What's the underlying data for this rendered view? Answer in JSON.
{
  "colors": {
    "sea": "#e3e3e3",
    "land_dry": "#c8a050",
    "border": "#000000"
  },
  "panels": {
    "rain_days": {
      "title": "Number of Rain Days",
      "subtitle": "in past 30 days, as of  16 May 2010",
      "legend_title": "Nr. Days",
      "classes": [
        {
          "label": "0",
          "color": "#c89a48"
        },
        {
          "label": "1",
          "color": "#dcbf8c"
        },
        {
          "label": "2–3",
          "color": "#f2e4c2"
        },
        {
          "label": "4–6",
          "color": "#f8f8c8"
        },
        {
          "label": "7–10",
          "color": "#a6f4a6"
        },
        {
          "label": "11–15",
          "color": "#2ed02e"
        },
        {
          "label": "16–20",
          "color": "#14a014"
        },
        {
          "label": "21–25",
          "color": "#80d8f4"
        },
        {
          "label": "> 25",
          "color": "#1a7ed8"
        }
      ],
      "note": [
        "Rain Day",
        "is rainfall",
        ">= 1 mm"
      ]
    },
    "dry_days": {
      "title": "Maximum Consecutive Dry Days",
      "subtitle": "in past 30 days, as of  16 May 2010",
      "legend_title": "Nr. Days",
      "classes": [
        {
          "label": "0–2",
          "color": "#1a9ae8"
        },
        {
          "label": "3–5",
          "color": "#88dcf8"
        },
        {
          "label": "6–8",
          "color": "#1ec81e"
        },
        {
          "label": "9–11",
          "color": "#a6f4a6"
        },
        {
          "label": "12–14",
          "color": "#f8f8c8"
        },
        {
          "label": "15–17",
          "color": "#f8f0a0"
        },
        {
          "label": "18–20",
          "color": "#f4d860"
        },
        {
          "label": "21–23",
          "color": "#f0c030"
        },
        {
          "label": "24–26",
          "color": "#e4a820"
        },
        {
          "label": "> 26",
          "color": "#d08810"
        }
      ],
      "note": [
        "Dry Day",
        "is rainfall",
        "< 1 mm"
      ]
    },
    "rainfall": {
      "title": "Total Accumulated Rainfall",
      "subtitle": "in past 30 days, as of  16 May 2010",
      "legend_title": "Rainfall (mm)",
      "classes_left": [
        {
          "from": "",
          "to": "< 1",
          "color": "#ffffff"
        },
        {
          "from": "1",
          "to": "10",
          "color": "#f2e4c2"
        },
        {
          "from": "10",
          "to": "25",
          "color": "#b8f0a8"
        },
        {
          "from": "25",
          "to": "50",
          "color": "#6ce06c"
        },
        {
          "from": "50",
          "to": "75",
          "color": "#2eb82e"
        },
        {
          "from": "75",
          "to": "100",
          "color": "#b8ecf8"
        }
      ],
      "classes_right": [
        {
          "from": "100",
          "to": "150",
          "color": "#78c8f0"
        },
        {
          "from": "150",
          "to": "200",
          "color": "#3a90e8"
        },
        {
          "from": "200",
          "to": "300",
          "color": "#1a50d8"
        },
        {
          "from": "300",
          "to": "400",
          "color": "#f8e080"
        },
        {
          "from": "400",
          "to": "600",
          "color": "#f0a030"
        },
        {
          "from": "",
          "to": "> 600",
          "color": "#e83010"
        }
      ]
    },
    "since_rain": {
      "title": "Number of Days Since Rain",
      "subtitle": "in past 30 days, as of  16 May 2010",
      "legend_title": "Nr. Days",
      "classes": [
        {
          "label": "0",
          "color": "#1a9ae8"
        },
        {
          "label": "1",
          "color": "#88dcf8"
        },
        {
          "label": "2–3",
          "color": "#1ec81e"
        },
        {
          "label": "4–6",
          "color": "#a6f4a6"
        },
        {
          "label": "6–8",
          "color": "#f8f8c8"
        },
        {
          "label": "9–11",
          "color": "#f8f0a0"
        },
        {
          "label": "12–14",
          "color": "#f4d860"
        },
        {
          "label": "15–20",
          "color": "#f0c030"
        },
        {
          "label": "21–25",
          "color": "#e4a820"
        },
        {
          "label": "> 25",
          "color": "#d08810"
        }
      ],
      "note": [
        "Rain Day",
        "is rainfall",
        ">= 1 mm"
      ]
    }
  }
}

+++

→ Exercise description:
Nothing in the data may differ; print all of it exactly as written.

→ Correct answer:
What's the underlying data for this rendered view? Answer in JSON.
{
  "colors": {
    "sea": "#e3e3e3",
    "land_dry": "#c8a050",
    "border": "#000000"
  },
  "panels": {
    "rain_days": {
      "title": "Number of Rain Days",
      "subtitle": "in past 30 days, as of  16 May 2010",
      "legend_title": "Nr. Days",
      "classes": [
        {
          "label": "0",
          "color": "#c89a48"
        },
        {
          "label": "1",
          "color": "#dcbf8c"
        },
        {
          "label": "2–3",
          "color": "#f2e4c2"
        },
        {
          "label": "4–6",
          "color": "#f8f8c8"
        },
        {
          "label": "7–10",
          "color": "#a6f4a6"
        },
        {
          "label": "11–15",
          "color": "#2ed02e"
        },
        {
          "label": "16–20",
          "color": "#14a014"
        },
        {
          "label": "21–25",
          "color": "#80d8f4"
        },
        {
          "label": "> 25",
          "color": "#1a7ed8"
        }
      ],
      "note": [
        "Rain Day",
        "is rainfall",
        ">= 1 mm"
      ]
    },
    "dry_days": {
      "title": "Maximum Consecutive Dry Days",
      "subtitle": "in past 30 days, as of  16 May 2010",
      "legend_title": "Nr. Days",
      "classes": [
        {
          "label": "0–2",
          "color": "#1a9ae8"
        },
        {
          "label": "3–5",
          "color": "#88dcf8"
        },
        {
          "label": "6–8",
          "color": "#1ec81e"
        },
        {
          "label": "9–11",
          "color": "#a6f4a6"
        },
        {
          "label": "12–14",
          "color": "#f8f8c8"
        },
        {
          "label": "15–17",
          "color": "#f8f0a0"
        },
        {
          "label": "18–20",
          "color": "#f4d860"
        },
        {
          "label": "21–23",
          "color": "#f0c030"
        },
        {
          "label": "24–26",
          "color": "#e4a820"
        },
        {
          "label": "> 26",
          "color": "#d08810"
        }
      ],
      "note": [
        "Dry Day",
        "is rainfall",
        "< 1 mm"
      ]
    },
    "rainfall": {
      "title": "Total Accumulated Rainfall",
      "subtitle": "in past 30 days, as of  16 May 2010",
      "legend_title": "Rainfall (mm)",
      "classes_left": [
        {
          "from": "",
          "to": "< 1",
          "color": "#ffffff"
        },
        {
          "from": "1",
          "to": "10",
          "color": "#f2e4c2"
        },
        {
          "from": "10",
          "to": "25",
          "color": "#b8f0a8"
        },
        {
          "from": "25",
          "to": "50",
          "color": "#6ce06c"
        },
        {
          "from": "50",
          "to": "75",
          "color": "#2eb82e"
        },
        {
          "from": "75",
          "to": "100",
          "color": "#b8ecf8"
        }
      ],
      "classes_right": [
        {
          "from": "100",
          "to": "150",
          "color": "#78c8f0"
        },
        {
          "from": "150",
          "to": "200",
          "color": "#3a90e8"
        },
        {
          "from": "200",
          "to": "300",
          "color": "#1a50d8"
        },
        {
          "from": "300",
          "to": "400",
          "color": "#f8e080"
        },
        {
          "from": "400",
          "to": "600",
          "color": "#f0a030"
        },
        {
          "from": "",
          "to": "> 600",
          "color": "#e83010"
        }
      ]
    },
    "since_rain": {
      "title": "Number of Days Since Rain",
      "subtitle": "in past 30 days, as of  16 May 2010",
      "legend_title": "Nr. Days",
      "classes": [
        {
          "label": "0",
          "color": "#1a9ae8"
        },
        {
          "label": "1",
          "color": "#88dcf8"
        },
        {
          "label": "2–3",
          "color": "#1ec81e"
        },
        {
          "label": "4–6",
          "color": "#a6f4a6"
        },
        {
          "label": "6–8",
          "color": "#f8f8c8"
        },
        {
          "label": "9–11",
          "color": "#f8f0a0"
        },
        {
          "label": "12–14",
          "color": "#f4d860"
        },
        {
          "label": "15–20",
          "color": "#f0c030"
        },
        {
          "label": "21–25",
          "color": "#e4a820"
        },
        {
          "label": "> 25",
          "color": "#d08810"
        }
      ],
      "note": [
        "Rain Day",
        "is rainfall",
        ">= 1 mm"
      ]
    }
  }
}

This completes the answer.